(Rows from a dataset)
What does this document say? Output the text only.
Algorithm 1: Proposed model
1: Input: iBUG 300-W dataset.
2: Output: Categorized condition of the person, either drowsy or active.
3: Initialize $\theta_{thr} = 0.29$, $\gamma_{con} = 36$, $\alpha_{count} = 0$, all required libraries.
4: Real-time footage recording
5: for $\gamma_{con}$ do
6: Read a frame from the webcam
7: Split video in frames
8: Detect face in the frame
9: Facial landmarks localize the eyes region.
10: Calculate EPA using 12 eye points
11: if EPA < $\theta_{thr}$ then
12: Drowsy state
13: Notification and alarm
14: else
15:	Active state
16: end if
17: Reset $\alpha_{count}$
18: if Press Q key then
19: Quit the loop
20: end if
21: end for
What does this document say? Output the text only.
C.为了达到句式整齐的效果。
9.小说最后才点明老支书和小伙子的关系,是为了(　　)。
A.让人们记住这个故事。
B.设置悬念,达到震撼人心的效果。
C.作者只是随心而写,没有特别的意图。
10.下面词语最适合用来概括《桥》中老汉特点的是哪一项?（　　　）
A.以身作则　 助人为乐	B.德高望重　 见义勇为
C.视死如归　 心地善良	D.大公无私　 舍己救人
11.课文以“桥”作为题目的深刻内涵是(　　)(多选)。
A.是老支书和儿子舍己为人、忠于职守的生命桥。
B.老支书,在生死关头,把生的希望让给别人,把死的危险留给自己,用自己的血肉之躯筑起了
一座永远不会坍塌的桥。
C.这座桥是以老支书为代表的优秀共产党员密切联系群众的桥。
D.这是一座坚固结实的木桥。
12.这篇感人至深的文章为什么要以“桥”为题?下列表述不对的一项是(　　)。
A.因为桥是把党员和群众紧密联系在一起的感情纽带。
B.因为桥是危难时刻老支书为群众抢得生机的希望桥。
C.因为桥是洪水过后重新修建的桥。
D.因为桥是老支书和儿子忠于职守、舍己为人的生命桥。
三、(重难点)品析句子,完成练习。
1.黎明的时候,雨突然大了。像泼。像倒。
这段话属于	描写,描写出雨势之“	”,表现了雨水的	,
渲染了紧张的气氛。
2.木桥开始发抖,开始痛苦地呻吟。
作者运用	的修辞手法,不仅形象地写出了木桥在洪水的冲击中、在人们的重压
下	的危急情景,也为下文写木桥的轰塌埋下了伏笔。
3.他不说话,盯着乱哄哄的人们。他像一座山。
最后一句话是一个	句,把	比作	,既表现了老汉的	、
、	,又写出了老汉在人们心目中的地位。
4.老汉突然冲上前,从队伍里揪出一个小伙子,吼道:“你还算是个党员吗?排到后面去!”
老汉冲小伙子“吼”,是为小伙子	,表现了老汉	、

▶ _WHAT THE EXERCISE ASKS_
Show, from the material above, each line that includes the string "then".

▶ _FINAL ANSWER_
11: if EPA < $\theta_{thr}$ then
18: if Press Q key then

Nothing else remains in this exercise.